━━━━━ DATA SHOWN

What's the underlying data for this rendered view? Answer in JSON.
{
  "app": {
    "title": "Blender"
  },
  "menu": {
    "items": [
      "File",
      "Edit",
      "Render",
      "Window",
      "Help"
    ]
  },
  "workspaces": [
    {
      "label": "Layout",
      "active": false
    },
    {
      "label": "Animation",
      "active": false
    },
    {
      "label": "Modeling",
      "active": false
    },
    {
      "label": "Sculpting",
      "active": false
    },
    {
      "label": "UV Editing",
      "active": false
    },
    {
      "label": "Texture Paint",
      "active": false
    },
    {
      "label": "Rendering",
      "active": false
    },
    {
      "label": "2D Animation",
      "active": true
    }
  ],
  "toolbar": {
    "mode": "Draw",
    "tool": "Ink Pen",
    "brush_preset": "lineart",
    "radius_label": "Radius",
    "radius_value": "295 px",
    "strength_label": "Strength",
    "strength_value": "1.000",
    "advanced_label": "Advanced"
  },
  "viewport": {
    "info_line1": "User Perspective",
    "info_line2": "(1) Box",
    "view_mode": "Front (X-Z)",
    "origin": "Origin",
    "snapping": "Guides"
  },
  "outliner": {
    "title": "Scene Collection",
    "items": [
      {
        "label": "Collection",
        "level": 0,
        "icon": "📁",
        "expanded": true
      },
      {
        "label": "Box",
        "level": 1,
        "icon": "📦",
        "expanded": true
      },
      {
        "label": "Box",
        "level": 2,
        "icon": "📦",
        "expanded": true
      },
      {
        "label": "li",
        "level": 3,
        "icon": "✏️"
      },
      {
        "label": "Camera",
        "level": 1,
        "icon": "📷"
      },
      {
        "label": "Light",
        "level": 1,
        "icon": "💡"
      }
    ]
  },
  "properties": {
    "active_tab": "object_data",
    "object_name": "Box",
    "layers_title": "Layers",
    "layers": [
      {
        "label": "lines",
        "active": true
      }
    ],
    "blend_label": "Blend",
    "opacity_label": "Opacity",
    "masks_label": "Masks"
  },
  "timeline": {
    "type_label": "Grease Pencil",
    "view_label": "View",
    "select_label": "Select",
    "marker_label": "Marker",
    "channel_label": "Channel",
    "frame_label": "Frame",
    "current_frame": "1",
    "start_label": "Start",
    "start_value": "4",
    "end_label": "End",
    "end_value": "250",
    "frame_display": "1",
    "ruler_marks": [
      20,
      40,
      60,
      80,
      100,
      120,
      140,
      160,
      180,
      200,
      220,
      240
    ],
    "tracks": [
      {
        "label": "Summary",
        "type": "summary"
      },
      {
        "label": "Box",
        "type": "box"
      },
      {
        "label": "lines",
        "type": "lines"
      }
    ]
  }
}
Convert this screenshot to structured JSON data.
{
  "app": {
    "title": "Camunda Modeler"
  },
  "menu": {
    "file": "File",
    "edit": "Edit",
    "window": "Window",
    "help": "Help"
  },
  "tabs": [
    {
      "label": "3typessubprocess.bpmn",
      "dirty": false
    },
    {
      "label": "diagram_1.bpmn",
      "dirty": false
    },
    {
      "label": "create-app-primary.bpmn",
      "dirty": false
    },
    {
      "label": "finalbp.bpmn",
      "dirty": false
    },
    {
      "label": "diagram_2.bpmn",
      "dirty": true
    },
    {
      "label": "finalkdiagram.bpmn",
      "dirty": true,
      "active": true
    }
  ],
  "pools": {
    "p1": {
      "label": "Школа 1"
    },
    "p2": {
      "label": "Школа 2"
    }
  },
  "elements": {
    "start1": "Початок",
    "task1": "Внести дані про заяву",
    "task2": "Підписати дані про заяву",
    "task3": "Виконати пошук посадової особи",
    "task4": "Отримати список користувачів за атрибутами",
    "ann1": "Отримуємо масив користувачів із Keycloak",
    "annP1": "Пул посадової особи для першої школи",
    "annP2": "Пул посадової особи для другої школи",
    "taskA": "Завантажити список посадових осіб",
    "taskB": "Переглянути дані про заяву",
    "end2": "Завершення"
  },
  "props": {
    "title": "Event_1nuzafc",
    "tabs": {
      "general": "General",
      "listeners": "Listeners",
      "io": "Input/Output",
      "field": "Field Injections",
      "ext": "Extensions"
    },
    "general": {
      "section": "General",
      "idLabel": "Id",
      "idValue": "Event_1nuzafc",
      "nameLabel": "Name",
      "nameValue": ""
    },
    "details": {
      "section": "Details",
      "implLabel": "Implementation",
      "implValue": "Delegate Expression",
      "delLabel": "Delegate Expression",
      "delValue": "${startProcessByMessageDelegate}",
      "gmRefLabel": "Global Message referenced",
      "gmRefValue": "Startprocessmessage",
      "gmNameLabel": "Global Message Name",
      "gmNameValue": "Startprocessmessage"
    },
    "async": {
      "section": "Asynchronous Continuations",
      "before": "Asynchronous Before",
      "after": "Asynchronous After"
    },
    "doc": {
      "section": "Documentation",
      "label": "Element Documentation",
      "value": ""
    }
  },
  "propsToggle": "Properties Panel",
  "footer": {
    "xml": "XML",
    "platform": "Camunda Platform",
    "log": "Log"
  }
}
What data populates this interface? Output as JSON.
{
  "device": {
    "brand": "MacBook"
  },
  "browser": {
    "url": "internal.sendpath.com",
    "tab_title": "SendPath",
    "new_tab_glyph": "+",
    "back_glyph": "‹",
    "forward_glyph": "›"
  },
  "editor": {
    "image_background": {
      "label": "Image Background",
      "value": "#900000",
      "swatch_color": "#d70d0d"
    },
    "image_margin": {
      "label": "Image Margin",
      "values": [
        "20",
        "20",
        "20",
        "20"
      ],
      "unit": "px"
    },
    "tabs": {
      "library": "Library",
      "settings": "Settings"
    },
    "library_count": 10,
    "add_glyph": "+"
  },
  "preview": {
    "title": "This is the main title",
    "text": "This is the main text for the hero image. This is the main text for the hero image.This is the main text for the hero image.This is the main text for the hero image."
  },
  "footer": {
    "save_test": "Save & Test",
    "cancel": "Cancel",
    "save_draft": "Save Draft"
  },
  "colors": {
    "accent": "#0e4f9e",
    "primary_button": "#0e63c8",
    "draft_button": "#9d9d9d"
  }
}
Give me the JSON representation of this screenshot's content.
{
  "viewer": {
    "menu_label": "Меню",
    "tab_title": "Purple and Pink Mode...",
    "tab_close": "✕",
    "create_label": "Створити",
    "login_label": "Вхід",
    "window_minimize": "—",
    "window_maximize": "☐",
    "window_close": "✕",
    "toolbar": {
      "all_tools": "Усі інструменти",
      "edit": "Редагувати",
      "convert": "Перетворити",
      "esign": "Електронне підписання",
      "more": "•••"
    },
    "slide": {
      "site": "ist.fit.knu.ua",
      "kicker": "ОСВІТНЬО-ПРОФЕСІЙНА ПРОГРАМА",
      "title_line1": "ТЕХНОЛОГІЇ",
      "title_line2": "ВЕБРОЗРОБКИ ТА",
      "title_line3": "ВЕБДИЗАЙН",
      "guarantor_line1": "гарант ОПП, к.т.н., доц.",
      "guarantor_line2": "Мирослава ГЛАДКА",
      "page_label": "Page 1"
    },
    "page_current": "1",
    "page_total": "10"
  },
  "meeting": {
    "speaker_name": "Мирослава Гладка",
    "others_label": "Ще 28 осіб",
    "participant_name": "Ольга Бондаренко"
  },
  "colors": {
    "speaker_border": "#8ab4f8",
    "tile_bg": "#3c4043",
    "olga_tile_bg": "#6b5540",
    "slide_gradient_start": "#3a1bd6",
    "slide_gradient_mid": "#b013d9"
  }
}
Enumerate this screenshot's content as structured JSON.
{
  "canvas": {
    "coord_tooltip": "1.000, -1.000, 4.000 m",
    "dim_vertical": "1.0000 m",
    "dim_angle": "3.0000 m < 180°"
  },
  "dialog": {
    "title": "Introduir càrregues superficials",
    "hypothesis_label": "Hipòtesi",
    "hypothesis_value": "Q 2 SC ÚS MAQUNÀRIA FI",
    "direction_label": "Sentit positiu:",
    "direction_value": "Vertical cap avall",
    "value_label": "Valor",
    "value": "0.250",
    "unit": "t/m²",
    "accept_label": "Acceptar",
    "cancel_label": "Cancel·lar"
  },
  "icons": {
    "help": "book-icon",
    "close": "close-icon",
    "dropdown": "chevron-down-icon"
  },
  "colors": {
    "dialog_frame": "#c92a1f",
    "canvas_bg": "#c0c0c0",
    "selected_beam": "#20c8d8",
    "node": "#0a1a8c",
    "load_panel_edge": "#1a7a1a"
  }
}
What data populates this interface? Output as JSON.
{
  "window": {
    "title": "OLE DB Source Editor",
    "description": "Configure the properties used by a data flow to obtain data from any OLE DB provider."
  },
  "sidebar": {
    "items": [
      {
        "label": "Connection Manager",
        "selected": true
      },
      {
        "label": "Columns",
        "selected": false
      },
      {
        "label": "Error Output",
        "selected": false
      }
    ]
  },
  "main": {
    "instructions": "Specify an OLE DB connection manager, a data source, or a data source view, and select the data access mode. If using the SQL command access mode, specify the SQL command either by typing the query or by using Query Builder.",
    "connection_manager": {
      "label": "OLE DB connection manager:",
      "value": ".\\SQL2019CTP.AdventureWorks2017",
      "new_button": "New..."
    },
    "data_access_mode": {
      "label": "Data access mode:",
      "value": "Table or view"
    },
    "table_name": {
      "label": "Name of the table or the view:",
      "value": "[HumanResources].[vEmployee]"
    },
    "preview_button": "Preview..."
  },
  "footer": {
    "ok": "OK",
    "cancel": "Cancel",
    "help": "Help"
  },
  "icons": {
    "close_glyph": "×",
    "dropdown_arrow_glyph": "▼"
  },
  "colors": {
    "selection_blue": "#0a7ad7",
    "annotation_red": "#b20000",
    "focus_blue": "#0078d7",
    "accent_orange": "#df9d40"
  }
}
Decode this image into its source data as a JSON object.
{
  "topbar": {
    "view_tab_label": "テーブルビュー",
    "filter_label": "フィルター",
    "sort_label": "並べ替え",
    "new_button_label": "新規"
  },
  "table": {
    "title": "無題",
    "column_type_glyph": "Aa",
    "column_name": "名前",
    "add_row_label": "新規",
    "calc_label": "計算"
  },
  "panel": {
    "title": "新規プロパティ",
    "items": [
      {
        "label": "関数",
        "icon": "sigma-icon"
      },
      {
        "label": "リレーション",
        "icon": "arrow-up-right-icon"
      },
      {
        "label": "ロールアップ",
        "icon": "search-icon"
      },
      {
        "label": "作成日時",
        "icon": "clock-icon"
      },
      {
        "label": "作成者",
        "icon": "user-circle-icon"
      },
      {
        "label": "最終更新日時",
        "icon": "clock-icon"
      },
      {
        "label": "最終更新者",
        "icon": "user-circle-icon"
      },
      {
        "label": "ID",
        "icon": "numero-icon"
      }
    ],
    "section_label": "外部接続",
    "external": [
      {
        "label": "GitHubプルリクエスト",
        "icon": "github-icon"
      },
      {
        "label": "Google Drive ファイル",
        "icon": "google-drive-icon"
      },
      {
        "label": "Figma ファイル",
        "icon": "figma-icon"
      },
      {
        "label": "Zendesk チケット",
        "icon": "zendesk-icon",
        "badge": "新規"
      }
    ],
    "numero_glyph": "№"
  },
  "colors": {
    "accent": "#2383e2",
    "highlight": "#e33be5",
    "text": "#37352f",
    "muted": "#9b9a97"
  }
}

━━━━━━━━━━

• **WORK TO BE COMPLETED**
State how many lines of the records above contain the word "Camunda", and give only that number.

• **THE SOLUTION**
2